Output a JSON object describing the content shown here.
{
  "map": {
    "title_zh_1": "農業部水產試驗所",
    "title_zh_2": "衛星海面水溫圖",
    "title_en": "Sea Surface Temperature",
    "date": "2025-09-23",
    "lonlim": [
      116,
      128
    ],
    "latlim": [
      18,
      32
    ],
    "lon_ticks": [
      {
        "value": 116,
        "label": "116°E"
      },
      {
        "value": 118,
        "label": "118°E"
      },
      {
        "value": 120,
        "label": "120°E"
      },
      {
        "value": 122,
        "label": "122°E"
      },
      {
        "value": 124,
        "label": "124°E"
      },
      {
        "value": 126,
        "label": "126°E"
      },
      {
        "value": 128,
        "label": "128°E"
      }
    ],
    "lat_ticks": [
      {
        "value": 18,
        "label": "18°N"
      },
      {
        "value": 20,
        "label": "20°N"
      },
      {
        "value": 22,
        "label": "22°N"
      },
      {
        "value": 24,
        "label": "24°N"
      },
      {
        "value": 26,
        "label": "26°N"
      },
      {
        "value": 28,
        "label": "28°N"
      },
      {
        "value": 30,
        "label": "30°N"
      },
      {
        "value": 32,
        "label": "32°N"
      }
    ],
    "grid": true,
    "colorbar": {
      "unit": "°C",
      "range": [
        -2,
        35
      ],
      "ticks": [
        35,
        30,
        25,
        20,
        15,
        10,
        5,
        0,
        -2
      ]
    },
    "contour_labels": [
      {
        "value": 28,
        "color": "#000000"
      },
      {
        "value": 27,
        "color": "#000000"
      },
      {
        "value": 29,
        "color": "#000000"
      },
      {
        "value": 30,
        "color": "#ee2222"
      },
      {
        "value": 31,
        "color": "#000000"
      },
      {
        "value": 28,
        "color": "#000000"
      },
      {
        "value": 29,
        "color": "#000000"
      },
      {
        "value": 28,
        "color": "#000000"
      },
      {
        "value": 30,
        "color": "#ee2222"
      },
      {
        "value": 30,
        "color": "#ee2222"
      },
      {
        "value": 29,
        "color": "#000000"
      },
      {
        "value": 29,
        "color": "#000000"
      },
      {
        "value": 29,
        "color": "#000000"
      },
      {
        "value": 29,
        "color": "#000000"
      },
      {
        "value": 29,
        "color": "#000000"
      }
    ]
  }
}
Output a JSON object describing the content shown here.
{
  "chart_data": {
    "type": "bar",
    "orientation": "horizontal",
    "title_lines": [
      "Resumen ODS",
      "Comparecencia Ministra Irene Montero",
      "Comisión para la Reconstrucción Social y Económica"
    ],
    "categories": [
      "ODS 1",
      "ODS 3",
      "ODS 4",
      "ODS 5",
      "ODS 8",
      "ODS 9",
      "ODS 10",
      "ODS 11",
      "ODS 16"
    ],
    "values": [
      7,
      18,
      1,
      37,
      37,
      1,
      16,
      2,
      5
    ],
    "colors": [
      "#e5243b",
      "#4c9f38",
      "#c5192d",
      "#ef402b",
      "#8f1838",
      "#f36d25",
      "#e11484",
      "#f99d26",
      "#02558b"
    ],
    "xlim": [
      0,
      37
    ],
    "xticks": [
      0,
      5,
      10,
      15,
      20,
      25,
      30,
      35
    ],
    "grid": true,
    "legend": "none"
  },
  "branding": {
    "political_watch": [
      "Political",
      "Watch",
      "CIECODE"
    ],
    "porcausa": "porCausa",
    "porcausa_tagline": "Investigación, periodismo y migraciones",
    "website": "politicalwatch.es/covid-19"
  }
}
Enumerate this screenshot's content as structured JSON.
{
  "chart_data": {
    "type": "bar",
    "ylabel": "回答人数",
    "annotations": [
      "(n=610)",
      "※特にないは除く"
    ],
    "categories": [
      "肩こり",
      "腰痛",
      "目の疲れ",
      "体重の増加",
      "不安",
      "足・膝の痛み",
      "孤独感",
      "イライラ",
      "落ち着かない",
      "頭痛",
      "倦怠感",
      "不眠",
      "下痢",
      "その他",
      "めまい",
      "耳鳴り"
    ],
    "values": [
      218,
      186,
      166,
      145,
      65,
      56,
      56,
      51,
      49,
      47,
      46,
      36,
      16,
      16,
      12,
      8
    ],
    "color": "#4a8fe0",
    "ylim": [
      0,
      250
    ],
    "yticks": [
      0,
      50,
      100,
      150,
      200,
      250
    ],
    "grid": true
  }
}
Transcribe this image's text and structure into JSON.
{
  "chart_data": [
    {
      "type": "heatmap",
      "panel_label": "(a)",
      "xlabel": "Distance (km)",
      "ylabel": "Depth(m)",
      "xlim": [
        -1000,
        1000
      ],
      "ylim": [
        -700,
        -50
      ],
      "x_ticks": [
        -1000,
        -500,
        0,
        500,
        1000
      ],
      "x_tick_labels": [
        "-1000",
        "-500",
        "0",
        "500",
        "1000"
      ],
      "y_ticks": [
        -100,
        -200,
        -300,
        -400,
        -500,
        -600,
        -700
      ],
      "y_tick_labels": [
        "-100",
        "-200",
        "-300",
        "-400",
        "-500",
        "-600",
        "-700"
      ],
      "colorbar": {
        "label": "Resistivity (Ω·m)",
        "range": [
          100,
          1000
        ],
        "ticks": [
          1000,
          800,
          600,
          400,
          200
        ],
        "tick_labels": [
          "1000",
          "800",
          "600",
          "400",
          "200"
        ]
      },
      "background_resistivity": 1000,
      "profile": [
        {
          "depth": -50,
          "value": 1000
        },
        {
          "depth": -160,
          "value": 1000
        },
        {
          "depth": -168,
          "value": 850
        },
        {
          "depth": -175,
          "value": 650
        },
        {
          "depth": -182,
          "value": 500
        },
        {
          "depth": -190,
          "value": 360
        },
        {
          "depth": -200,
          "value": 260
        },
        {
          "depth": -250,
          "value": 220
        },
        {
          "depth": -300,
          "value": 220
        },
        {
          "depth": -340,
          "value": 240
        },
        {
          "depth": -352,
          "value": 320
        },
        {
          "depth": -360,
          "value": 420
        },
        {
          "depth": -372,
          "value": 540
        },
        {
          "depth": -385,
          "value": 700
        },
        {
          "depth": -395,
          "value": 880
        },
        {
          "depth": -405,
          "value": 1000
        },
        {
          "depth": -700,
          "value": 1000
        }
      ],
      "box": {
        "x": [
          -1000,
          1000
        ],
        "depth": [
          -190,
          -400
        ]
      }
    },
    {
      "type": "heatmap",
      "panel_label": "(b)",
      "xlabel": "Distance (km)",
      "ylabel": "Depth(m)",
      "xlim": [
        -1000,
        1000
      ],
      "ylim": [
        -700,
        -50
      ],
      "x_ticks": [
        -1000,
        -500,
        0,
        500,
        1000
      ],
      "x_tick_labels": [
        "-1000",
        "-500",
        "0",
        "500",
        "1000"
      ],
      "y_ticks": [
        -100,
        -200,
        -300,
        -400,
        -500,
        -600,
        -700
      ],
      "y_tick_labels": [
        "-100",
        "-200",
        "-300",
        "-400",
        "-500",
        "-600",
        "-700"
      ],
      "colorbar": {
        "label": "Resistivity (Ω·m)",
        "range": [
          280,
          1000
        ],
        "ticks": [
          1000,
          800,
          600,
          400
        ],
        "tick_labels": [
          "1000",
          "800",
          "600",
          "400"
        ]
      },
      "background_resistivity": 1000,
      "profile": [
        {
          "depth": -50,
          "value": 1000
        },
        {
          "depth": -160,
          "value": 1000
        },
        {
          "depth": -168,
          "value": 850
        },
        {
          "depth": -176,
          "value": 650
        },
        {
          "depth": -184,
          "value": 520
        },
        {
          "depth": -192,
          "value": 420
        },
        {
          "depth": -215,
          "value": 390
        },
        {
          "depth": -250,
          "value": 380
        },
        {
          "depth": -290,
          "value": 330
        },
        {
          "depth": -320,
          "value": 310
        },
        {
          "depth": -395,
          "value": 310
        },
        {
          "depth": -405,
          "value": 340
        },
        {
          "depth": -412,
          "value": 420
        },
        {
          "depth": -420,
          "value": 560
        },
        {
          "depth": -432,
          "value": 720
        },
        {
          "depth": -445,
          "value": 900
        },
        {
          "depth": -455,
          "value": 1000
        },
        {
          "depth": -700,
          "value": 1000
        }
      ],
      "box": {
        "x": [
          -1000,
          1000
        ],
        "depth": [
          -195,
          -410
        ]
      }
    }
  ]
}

The request: Look over the listing. Pull out every line with the string "JSON" in it.

Task solution:
Output a JSON object describing the content shown here.
Output a JSON object describing the content shown here.
Enumerate this screenshot's content as structured JSON.
Transcribe this image's text and structure into JSON.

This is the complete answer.